start DATA SHOWN

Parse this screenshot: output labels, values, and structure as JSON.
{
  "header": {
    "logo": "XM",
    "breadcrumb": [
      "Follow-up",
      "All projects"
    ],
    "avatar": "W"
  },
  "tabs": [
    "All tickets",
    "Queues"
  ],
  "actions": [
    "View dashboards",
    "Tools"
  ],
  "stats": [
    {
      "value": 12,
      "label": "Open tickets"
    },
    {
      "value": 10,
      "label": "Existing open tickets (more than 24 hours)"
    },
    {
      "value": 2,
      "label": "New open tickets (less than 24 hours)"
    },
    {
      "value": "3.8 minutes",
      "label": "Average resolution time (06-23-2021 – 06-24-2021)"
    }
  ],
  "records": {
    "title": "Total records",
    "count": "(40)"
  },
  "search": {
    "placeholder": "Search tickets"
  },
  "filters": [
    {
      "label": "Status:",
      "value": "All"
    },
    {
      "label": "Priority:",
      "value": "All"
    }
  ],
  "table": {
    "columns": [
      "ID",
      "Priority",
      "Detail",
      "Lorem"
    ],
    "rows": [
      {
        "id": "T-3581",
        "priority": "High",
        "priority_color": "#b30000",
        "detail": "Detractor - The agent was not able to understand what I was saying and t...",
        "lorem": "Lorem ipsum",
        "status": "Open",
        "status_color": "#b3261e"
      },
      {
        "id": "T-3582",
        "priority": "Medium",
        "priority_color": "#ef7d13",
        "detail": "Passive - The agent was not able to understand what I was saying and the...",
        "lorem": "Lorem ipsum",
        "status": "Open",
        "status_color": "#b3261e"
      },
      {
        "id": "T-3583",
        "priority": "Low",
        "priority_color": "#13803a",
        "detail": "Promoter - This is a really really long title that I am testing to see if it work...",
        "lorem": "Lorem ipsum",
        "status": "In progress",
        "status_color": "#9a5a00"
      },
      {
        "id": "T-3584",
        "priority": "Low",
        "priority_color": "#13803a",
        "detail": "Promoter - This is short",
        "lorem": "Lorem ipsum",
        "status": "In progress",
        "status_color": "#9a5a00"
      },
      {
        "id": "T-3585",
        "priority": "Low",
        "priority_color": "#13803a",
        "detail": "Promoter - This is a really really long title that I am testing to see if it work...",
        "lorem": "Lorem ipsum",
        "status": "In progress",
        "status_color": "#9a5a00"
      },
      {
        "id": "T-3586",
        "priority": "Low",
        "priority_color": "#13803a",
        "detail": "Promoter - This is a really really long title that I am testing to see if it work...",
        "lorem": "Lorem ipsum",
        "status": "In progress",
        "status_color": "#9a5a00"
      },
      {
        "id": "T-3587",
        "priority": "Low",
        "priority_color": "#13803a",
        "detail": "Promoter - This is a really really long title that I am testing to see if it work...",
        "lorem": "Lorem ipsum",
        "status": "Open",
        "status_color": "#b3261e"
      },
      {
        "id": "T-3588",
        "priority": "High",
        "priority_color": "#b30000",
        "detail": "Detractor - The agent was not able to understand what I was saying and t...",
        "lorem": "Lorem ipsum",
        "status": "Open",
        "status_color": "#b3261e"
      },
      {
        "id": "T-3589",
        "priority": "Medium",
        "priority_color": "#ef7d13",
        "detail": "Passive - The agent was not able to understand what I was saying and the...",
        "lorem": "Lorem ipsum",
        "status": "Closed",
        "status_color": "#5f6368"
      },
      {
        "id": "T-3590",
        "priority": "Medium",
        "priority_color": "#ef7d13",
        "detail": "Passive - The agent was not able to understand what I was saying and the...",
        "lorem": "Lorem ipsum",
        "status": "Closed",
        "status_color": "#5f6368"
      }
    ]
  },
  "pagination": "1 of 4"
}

end DATA SHOWN

STATED TASK
Report each line of the material above where the word "than" appears.

REPLY
      "label": "Existing open tickets (more than 24 hours)"
      "label": "New open tickets (less than 24 hours)"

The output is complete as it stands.